• **TASK TO COMPLETE**:
Report each line of the data that includes the word "screenshot".
[START DATA SUPPLIED]
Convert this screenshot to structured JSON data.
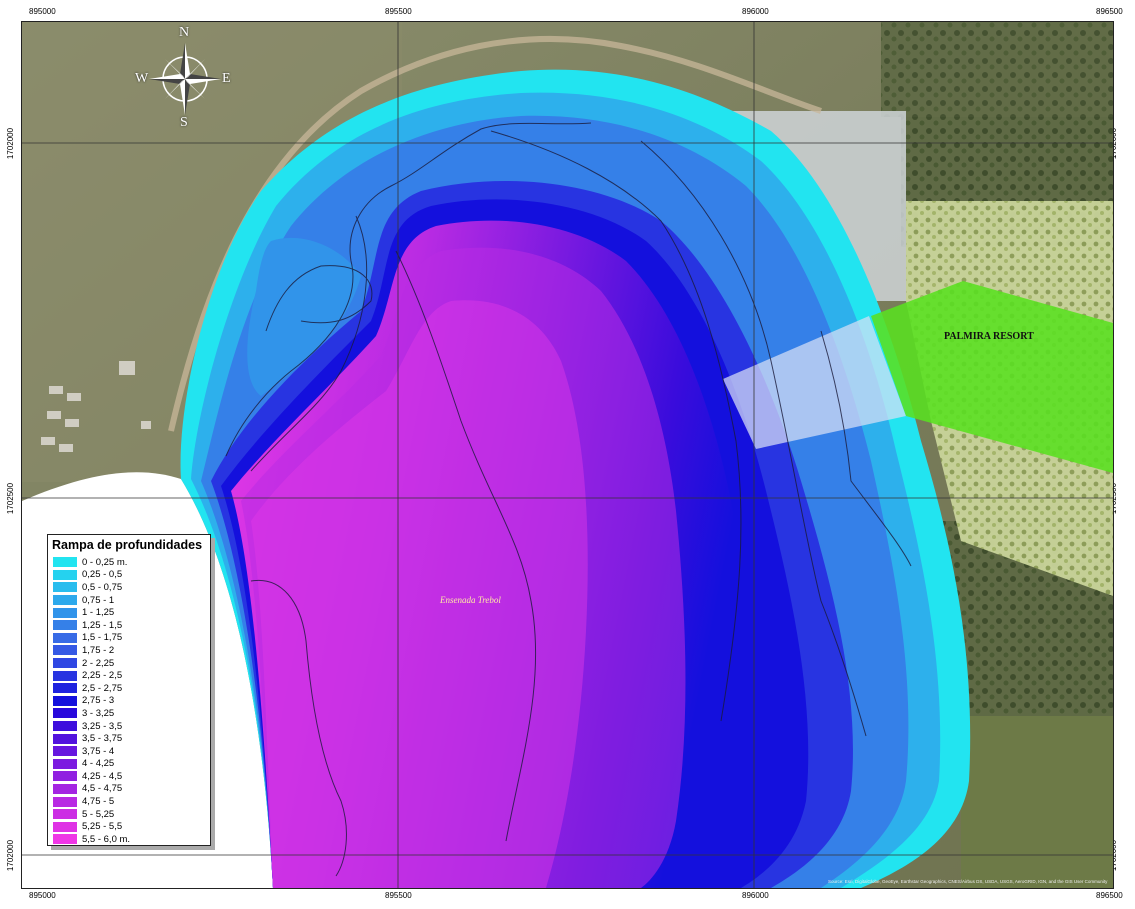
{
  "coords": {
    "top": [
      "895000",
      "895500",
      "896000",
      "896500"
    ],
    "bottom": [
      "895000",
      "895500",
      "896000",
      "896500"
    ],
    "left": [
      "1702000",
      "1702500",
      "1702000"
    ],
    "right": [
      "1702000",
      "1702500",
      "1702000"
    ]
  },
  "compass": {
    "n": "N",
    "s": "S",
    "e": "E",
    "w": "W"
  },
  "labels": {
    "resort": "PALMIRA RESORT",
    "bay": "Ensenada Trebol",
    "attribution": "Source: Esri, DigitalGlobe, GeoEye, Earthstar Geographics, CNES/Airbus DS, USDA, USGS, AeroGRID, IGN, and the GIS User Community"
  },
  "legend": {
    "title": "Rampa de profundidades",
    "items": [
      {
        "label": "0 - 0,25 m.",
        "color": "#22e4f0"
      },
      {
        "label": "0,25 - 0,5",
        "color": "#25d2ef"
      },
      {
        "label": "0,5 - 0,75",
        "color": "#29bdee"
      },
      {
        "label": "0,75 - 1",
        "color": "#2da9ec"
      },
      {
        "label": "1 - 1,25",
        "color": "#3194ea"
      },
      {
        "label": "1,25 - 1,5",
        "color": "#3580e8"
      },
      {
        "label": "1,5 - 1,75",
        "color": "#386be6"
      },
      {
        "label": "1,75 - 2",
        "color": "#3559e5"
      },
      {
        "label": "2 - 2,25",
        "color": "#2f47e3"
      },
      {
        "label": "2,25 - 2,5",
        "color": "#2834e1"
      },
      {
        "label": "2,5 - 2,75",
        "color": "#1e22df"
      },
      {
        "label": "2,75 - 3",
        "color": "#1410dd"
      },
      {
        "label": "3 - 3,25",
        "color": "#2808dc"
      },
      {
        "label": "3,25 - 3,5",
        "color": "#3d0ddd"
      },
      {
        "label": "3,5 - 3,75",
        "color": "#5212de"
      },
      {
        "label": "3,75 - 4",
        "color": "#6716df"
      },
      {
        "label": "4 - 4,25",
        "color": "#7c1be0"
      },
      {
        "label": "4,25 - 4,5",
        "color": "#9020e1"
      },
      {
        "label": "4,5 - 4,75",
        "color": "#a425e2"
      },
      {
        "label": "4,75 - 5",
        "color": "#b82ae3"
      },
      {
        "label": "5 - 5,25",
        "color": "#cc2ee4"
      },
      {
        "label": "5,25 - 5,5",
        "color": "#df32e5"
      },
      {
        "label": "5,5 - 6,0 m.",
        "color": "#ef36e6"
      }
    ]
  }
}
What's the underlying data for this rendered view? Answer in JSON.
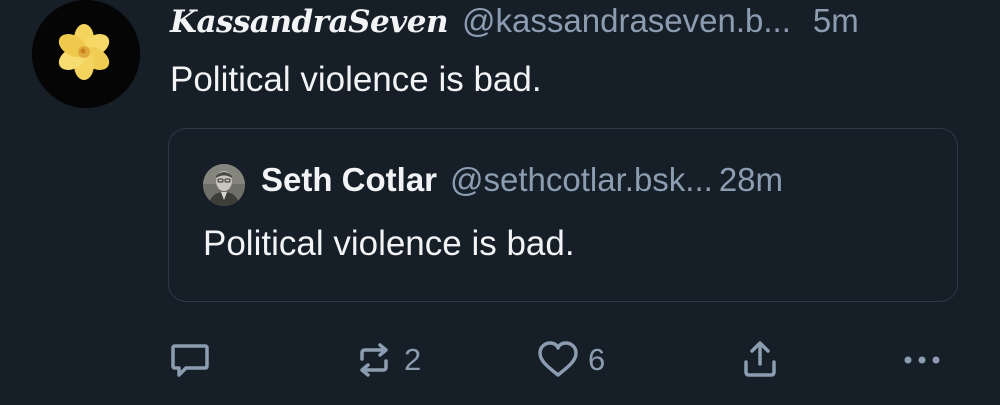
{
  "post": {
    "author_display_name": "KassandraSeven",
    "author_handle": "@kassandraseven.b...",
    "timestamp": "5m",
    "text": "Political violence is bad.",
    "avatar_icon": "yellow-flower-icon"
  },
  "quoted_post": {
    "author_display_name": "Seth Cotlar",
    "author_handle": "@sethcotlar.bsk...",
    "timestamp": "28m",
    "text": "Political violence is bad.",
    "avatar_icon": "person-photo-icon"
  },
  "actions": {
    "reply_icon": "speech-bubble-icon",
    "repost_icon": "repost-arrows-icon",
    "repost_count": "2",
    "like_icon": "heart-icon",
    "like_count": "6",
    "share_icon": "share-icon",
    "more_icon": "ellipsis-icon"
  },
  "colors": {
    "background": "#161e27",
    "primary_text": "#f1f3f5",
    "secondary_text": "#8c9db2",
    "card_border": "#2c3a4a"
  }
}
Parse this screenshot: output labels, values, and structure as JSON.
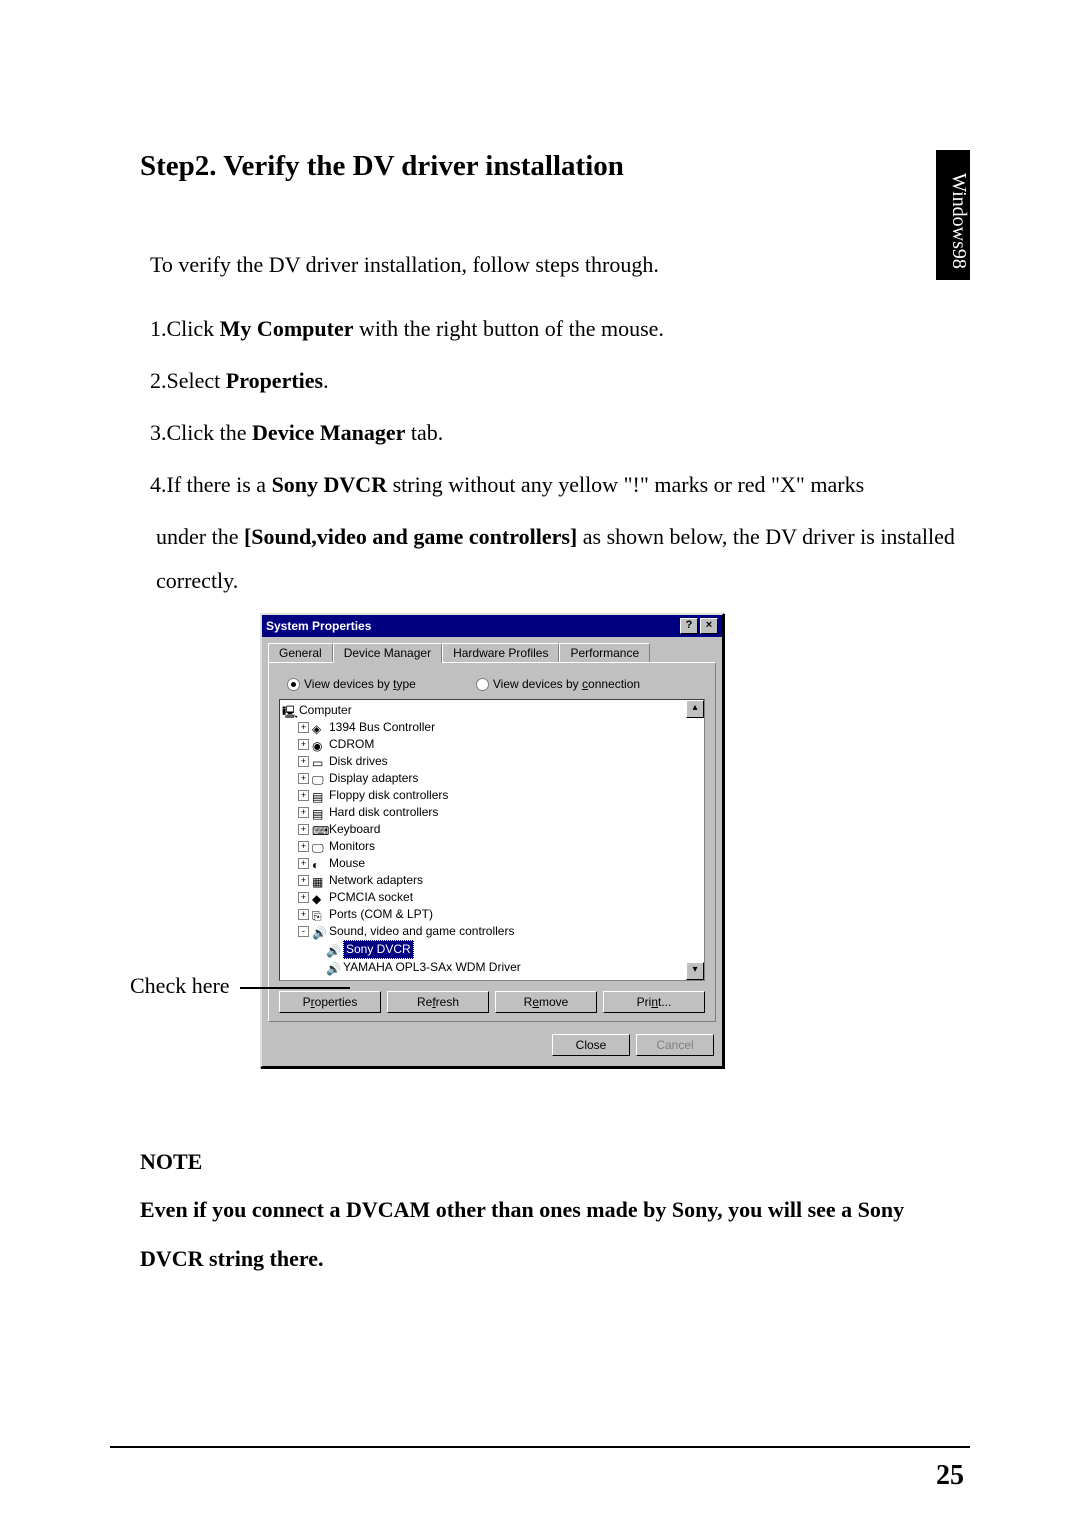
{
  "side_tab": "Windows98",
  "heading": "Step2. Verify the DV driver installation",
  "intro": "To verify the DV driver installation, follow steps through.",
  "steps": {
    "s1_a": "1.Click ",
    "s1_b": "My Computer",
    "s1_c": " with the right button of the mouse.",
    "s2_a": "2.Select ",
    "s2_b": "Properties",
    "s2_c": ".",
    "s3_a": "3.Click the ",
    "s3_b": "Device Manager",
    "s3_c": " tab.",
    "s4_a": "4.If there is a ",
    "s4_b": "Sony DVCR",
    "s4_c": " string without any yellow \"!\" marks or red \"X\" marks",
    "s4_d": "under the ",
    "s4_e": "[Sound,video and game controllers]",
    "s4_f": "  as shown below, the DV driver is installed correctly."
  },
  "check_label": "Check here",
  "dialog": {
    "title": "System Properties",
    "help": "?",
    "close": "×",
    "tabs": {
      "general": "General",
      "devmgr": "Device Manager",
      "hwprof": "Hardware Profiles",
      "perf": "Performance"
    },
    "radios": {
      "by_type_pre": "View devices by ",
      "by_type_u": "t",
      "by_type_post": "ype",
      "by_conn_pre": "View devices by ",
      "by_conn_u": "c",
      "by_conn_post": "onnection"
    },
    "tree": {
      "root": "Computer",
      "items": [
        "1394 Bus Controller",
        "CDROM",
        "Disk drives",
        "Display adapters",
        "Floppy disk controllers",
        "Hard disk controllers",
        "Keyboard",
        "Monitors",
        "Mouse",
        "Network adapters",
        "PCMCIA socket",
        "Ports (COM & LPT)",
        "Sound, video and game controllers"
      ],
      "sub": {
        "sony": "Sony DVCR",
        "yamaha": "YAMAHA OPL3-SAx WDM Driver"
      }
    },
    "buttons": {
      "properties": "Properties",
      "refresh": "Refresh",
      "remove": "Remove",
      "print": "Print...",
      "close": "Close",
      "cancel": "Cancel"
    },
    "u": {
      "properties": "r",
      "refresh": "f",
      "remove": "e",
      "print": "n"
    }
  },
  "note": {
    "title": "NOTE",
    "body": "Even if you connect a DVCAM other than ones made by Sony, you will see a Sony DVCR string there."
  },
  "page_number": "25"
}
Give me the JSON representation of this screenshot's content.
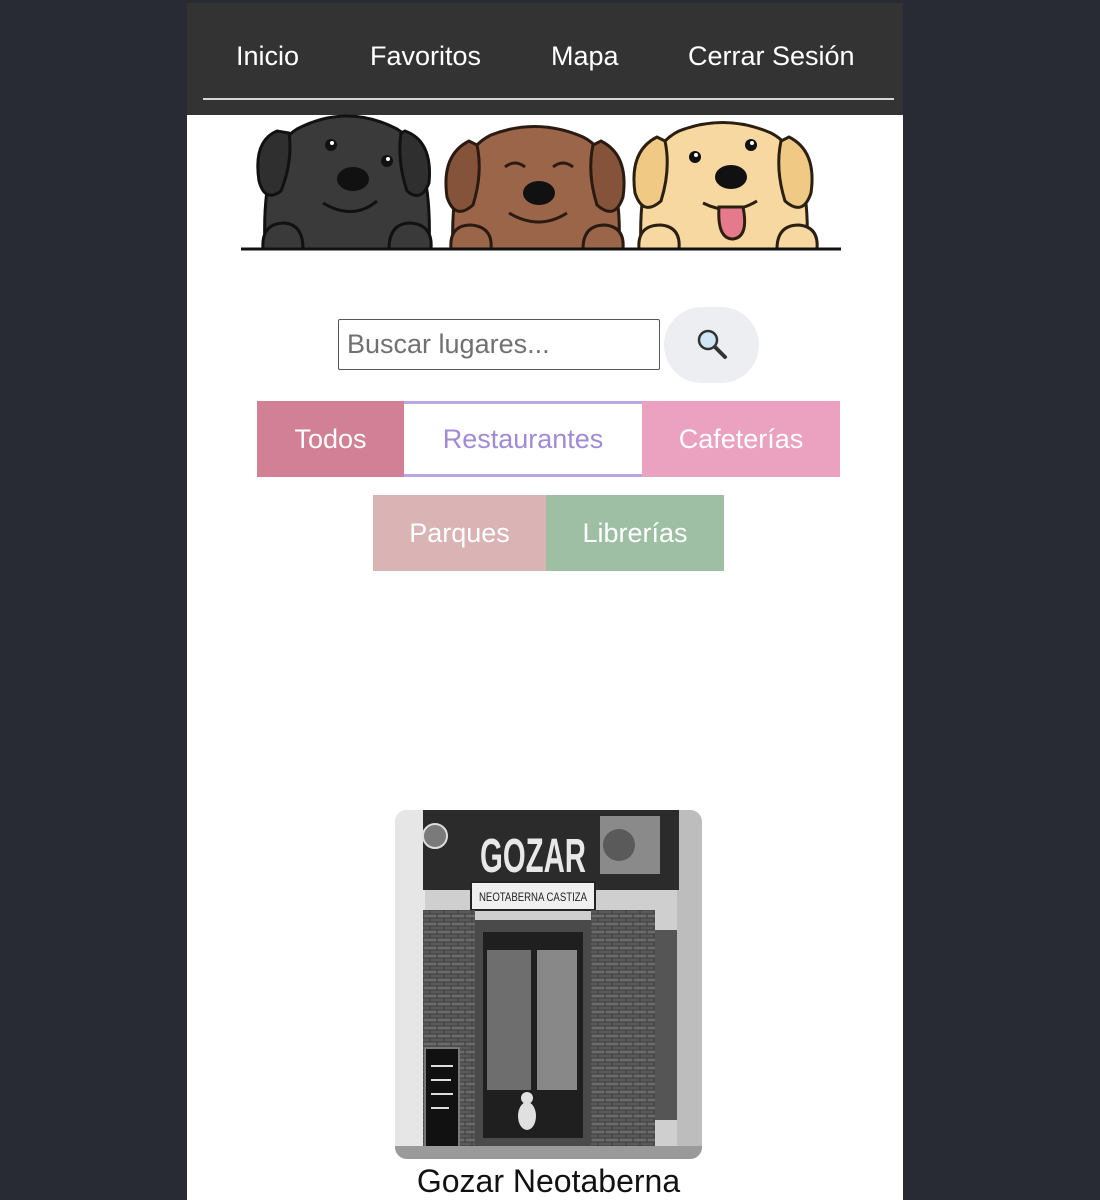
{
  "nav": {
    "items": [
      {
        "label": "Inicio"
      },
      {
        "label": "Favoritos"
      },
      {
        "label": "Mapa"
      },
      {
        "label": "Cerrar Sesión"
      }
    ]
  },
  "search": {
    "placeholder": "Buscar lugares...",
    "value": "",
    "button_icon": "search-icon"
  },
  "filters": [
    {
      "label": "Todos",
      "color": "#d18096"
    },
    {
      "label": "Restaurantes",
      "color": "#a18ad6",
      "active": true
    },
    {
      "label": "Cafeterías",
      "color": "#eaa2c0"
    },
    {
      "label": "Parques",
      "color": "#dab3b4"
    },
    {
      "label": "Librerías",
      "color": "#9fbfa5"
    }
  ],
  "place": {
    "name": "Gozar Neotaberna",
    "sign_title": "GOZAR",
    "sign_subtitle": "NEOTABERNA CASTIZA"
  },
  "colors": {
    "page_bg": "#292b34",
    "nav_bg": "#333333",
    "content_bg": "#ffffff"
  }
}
[END DATA SUPPLIED]
• **IN RESPONSE**:
Convert this screenshot to structured JSON data.
Parse this screenshot: output labels, values, and structure as JSON.
Give me the JSON representation of this screenshot's content.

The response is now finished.